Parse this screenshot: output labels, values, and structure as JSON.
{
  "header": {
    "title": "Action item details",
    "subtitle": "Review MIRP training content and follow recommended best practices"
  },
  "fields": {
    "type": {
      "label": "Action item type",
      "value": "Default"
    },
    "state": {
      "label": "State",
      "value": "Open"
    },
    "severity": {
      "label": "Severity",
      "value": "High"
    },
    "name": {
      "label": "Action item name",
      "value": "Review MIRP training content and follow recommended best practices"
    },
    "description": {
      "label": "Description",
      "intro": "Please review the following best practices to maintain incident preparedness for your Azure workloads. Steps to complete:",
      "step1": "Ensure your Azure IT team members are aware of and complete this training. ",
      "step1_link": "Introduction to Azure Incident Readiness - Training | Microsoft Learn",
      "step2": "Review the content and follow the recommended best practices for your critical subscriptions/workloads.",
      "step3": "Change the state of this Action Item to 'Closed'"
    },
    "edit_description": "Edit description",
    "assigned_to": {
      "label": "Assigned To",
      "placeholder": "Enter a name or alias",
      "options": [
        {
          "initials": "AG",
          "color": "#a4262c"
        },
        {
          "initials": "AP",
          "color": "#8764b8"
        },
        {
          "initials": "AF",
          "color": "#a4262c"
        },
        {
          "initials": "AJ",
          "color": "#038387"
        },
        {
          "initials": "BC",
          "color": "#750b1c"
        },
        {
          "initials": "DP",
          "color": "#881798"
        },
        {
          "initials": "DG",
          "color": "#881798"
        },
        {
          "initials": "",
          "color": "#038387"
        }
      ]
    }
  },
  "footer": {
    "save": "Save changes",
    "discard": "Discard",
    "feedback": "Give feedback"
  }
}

#####

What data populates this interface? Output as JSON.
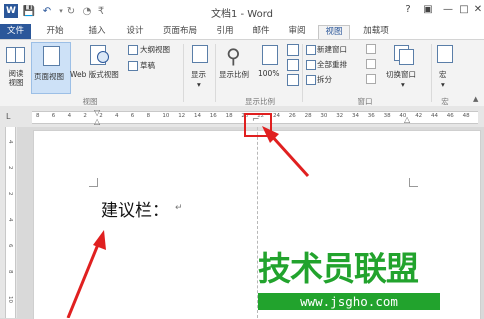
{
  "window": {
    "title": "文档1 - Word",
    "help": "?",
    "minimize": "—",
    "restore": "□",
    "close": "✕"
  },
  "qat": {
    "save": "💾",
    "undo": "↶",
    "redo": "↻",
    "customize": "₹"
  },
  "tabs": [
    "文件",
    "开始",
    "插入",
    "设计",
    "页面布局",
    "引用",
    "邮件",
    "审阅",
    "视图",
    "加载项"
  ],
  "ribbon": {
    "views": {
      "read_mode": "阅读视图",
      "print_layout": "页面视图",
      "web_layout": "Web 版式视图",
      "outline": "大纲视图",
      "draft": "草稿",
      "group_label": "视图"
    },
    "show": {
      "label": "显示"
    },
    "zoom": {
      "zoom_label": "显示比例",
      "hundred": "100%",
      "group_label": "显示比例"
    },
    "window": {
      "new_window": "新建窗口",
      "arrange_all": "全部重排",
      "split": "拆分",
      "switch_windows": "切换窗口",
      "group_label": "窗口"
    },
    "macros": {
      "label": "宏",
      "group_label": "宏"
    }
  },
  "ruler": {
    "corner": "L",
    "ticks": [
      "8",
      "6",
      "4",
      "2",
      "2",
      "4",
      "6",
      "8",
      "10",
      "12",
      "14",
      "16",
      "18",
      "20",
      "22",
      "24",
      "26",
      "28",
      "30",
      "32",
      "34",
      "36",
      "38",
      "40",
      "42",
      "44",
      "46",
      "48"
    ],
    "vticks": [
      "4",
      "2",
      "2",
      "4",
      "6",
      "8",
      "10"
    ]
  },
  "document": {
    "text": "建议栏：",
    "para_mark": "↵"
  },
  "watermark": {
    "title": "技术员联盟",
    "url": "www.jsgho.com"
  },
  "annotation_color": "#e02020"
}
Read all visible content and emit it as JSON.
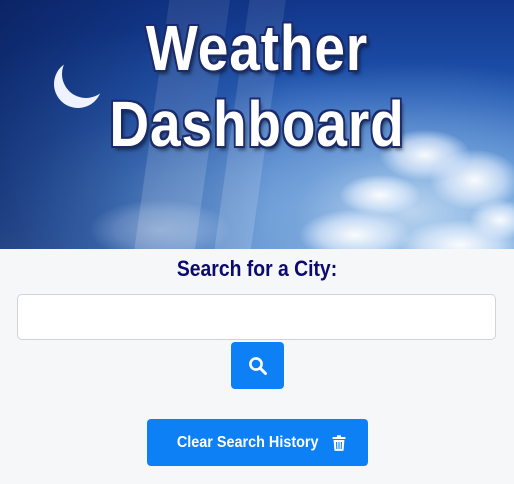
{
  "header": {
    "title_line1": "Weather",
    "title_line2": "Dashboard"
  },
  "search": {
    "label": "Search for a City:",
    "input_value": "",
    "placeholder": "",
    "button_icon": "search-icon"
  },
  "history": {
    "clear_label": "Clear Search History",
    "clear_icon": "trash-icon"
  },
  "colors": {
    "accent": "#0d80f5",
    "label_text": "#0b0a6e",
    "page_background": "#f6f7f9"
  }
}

#####

> _What is expected_
Where a line in the entries holds the word "recommended", copy that line.

> _The completed task_
    "subtitle": "Review MIRP training content and follow recommended best practices"
      "value": "Review MIRP training content and follow recommended best practices"
      "step2": "Review the content and follow the recommended best practices for your critical subscriptions/workloads.",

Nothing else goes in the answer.